--- Objective ---
Do any lines in the data below contain "gläubigen"? If so, copy every one of them.

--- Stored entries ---

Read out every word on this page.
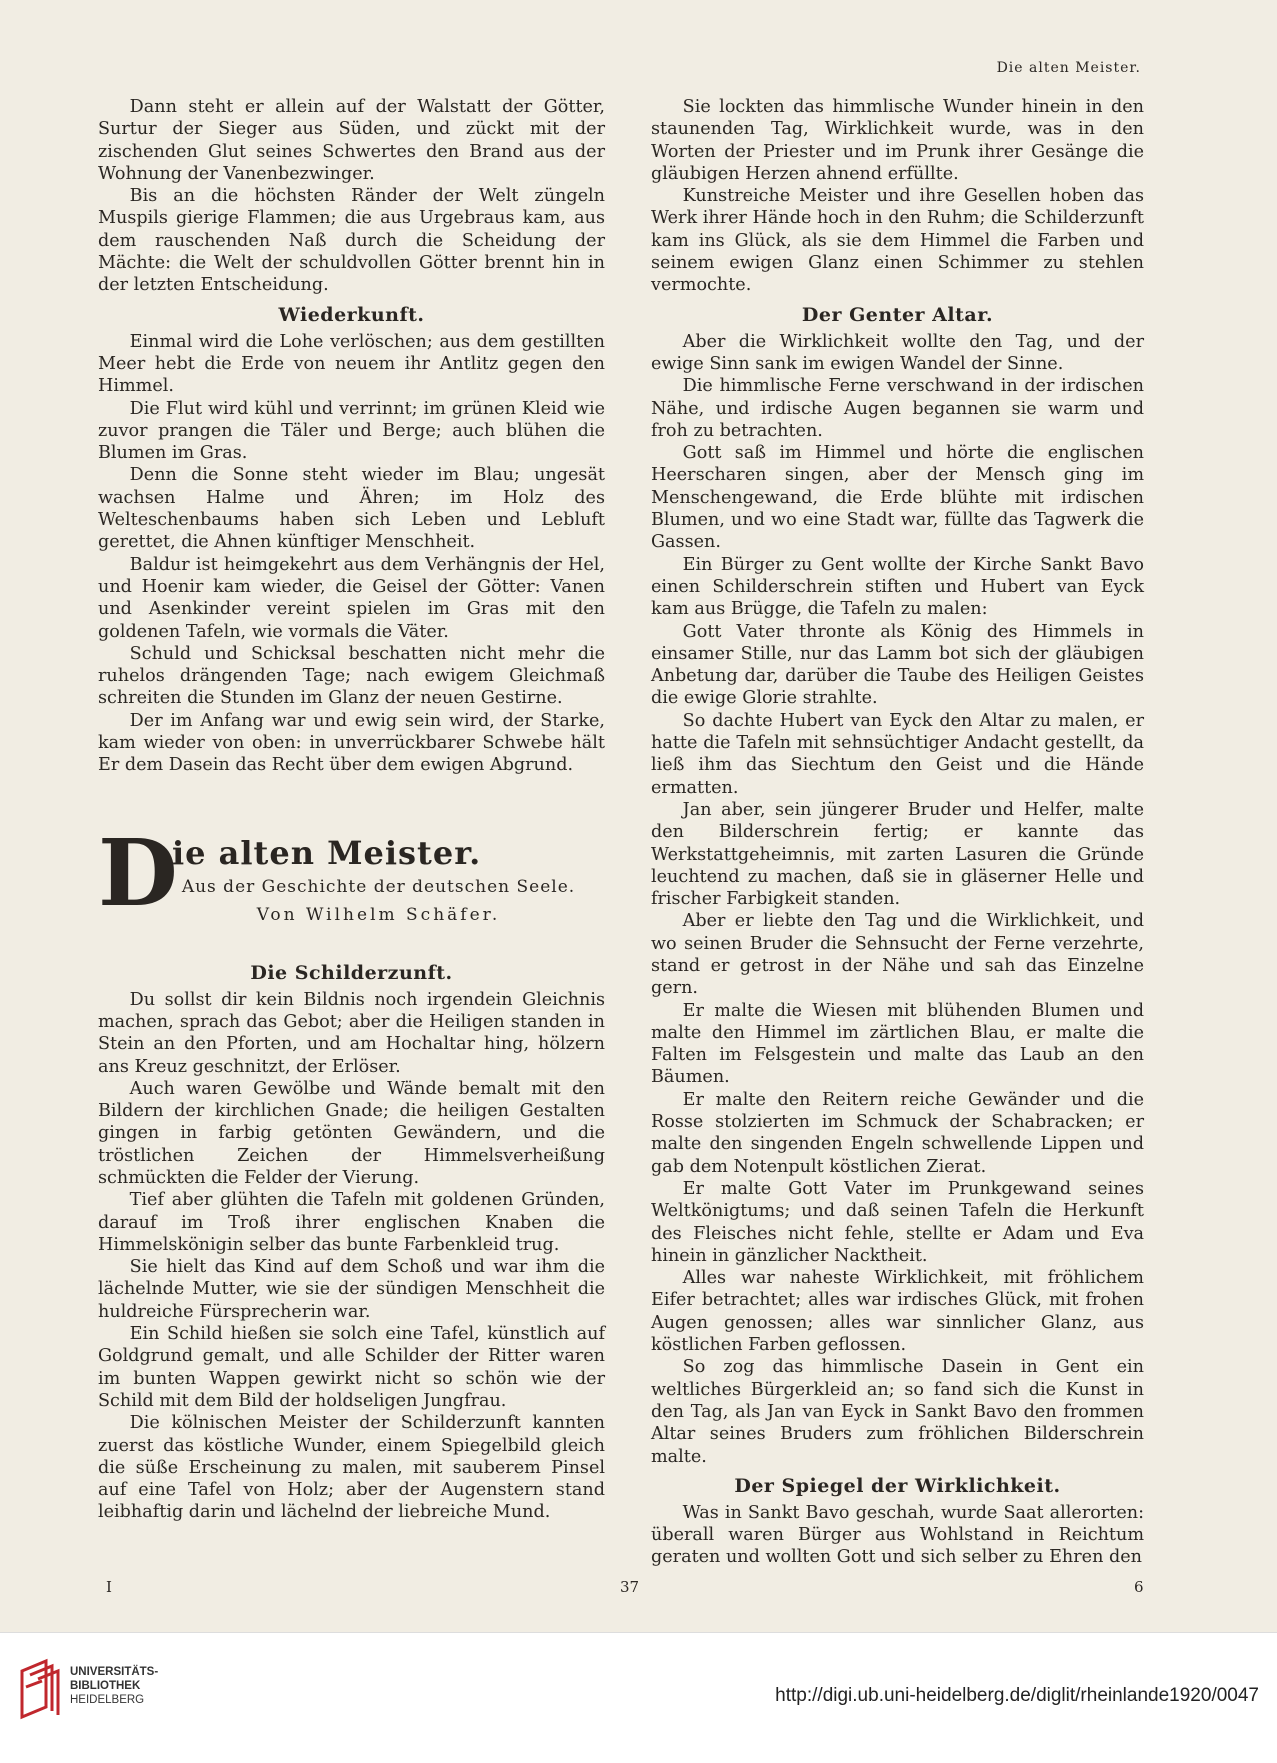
Die alten Meister.

Dann steht er allein auf der Walstatt der Götter, Surtur der Sieger aus Süden, und zückt mit der zischenden Glut seines Schwertes den Brand aus der Wohnung der Vanenbezwinger.

Bis an die höchsten Ränder der Welt züngeln Muspils gierige Flammen; die aus Urgebraus kam, aus dem rauschenden Naß durch die Scheidung der Mächte: die Welt der schuldvollen Götter brennt hin in der letzten Entscheidung.

Wiederkunft.

Einmal wird die Lohe verlöschen; aus dem gestillten Meer hebt die Erde von neuem ihr Antlitz gegen den Himmel.

Die Flut wird kühl und verrinnt; im grünen Kleid wie zuvor prangen die Täler und Berge; auch blühen die Blumen im Gras.

Denn die Sonne steht wieder im Blau; ungesät wachsen Halme und Ähren; im Holz des Welteschenbaums haben sich Leben und Lebluft gerettet, die Ahnen künftiger Menschheit.

Baldur ist heimgekehrt aus dem Verhängnis der Hel, und Hoenir kam wieder, die Geisel der Götter: Vanen und Asenkinder vereint spielen im Gras mit den goldenen Tafeln, wie vormals die Väter.

Schuld und Schicksal beschatten nicht mehr die ruhelos drängenden Tage; nach ewigem Gleichmaß schreiten die Stunden im Glanz der neuen Gestirne.

Der im Anfang war und ewig sein wird, der Starke, kam wieder von oben: in unverrückbarer Schwebe hält Er dem Dasein das Recht über dem ewigen Abgrund.

D
ie alten Meister.
Aus der Geschichte der deutschen Seele.
Von Wilhelm Schäfer.
Die Schilderzunft.

Du sollst dir kein Bildnis noch irgendein Gleichnis machen, sprach das Gebot; aber die Heiligen standen in Stein an den Pforten, und am Hochaltar hing, hölzern ans Kreuz geschnitzt, der Erlöser.

Auch waren Gewölbe und Wände bemalt mit den Bildern der kirchlichen Gnade; die heiligen Gestalten gingen in farbig getönten Gewändern, und die tröstlichen Zeichen der Himmelsverheißung schmückten die Felder der Vierung.

Tief aber glühten die Tafeln mit goldenen Gründen, darauf im Troß ihrer englischen Knaben die Himmelskönigin selber das bunte Farbenkleid trug.

Sie hielt das Kind auf dem Schoß und war ihm die lächelnde Mutter, wie sie der sündigen Menschheit die huldreiche Fürsprecherin war.

Ein Schild hießen sie solch eine Tafel, künstlich auf Goldgrund gemalt, und alle Schilder der Ritter waren im bunten Wappen gewirkt nicht so schön wie der Schild mit dem Bild der holdseligen Jungfrau.

Die kölnischen Meister der Schilderzunft kannten zuerst das köstliche Wunder, einem Spiegelbild gleich die süße Erscheinung zu malen, mit sauberem Pinsel auf eine Tafel von Holz; aber der Augenstern stand leibhaftig darin und lächelnd der liebreiche Mund.

Sie lockten das himmlische Wunder hinein in den staunenden Tag, Wirklichkeit wurde, was in den Worten der Priester und im Prunk ihrer Gesänge die gläubigen Herzen ahnend erfüllte.

Kunstreiche Meister und ihre Gesellen hoben das Werk ihrer Hände hoch in den Ruhm; die Schilderzunft kam ins Glück, als sie dem Himmel die Farben und seinem ewigen Glanz einen Schimmer zu stehlen vermochte.

Der Genter Altar.

Aber die Wirklichkeit wollte den Tag, und der ewige Sinn sank im ewigen Wandel der Sinne.

Die himmlische Ferne verschwand in der irdischen Nähe, und irdische Augen begannen sie warm und froh zu betrachten.

Gott saß im Himmel und hörte die englischen Heerscharen singen, aber der Mensch ging im Menschengewand, die Erde blühte mit irdischen Blumen, und wo eine Stadt war, füllte das Tagwerk die Gassen.

Ein Bürger zu Gent wollte der Kirche Sankt Bavo einen Schilderschrein stiften und Hubert van Eyck kam aus Brügge, die Tafeln zu malen:

Gott Vater thronte als König des Himmels in einsamer Stille, nur das Lamm bot sich der gläubigen Anbetung dar, darüber die Taube des Heiligen Geistes die ewige Glorie strahlte.

So dachte Hubert van Eyck den Altar zu malen, er hatte die Tafeln mit sehnsüchtiger Andacht gestellt, da ließ ihm das Siechtum den Geist und die Hände ermatten.

Jan aber, sein jüngerer Bruder und Helfer, malte den Bilderschrein fertig; er kannte das Werkstattgeheimnis, mit zarten Lasuren die Gründe leuchtend zu machen, daß sie in gläserner Helle und frischer Farbigkeit standen.

Aber er liebte den Tag und die Wirklichkeit, und wo seinen Bruder die Sehnsucht der Ferne verzehrte, stand er getrost in der Nähe und sah das Einzelne gern.

Er malte die Wiesen mit blühenden Blumen und malte den Himmel im zärtlichen Blau, er malte die Falten im Felsgestein und malte das Laub an den Bäumen.

Er malte den Reitern reiche Gewänder und die Rosse stolzierten im Schmuck der Schabracken; er malte den singenden Engeln schwellende Lippen und gab dem Notenpult köstlichen Zierat.

Er malte Gott Vater im Prunkgewand seines Weltkönigtums; und daß seinen Tafeln die Herkunft des Fleisches nicht fehle, stellte er Adam und Eva hinein in gänzlicher Nacktheit.

Alles war naheste Wirklichkeit, mit fröhlichem Eifer betrachtet; alles war irdisches Glück, mit frohen Augen genossen; alles war sinnlicher Glanz, aus köstlichen Farben geflossen.

So zog das himmlische Dasein in Gent ein weltliches Bürgerkleid an; so fand sich die Kunst in den Tag, als Jan van Eyck in Sankt Bavo den frommen Altar seines Bruders zum fröhlichen Bilderschrein malte.

Der Spiegel der Wirklichkeit.

Was in Sankt Bavo geschah, wurde Saat allerorten: überall waren Bürger aus Wohlstand in Reichtum geraten und wollten Gott und sich selber zu Ehren den

I	37	6
UNIVERSITÄTS-
BIBLIOTHEK
HEIDELBERG	http://digi.ub.uni-heidelberg.de/diglit/rheinlande1920/0047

--- Reply to the exercise ---
Sie lockten das himmlische Wunder hinein in den staunenden Tag, Wirklichkeit wurde, was in den Worten der Priester und im Prunk ihrer Gesänge die gläubigen Herzen ahnend erfüllte.
Gott Vater thronte als König des Himmels in einsamer Stille, nur das Lamm bot sich der gläubigen Anbetung dar, darüber die Taube des Heiligen Geistes die ewige Glorie strahlte.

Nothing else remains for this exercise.